**WORK TO DO**: Reply with one number: the count of lines in the data that hold the string "районов".

**Collection entries**:
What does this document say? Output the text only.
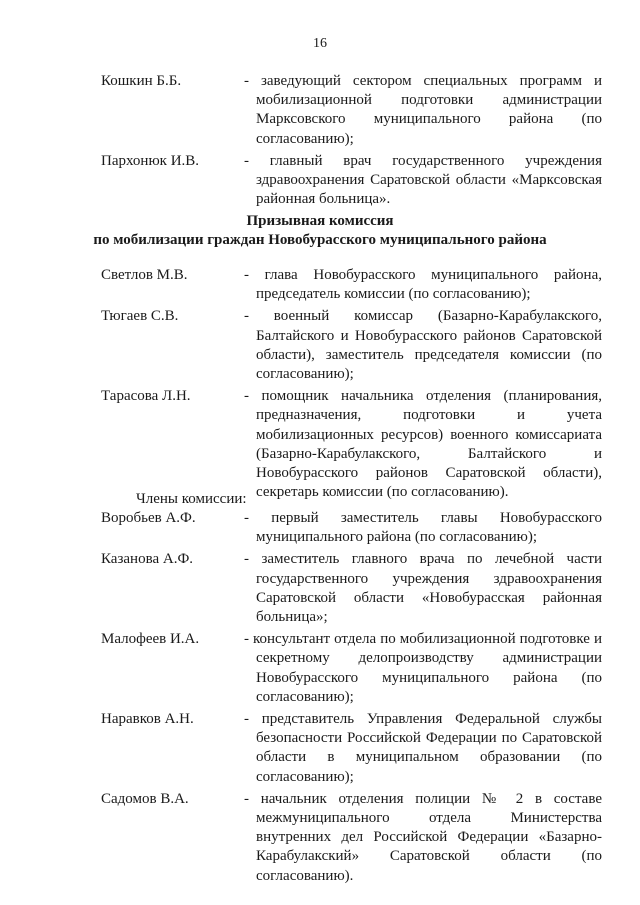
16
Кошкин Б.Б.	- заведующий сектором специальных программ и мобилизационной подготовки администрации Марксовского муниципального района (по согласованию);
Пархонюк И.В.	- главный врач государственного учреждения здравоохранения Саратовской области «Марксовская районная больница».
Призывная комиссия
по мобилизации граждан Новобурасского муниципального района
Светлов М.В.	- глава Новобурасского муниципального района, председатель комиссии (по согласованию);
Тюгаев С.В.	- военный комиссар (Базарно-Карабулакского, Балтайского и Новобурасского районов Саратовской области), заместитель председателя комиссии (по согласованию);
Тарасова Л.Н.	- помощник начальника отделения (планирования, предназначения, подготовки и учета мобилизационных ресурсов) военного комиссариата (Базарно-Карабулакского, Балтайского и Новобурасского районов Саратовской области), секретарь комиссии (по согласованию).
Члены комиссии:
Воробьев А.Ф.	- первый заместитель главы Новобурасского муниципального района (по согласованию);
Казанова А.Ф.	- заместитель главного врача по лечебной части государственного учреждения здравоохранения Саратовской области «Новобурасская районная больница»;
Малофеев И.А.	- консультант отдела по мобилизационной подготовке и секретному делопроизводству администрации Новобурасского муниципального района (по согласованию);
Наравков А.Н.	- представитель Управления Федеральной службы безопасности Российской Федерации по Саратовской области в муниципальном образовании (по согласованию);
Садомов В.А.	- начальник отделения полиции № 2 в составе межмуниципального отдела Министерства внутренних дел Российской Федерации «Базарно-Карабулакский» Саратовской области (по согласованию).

**FINAL ANSWER**: 2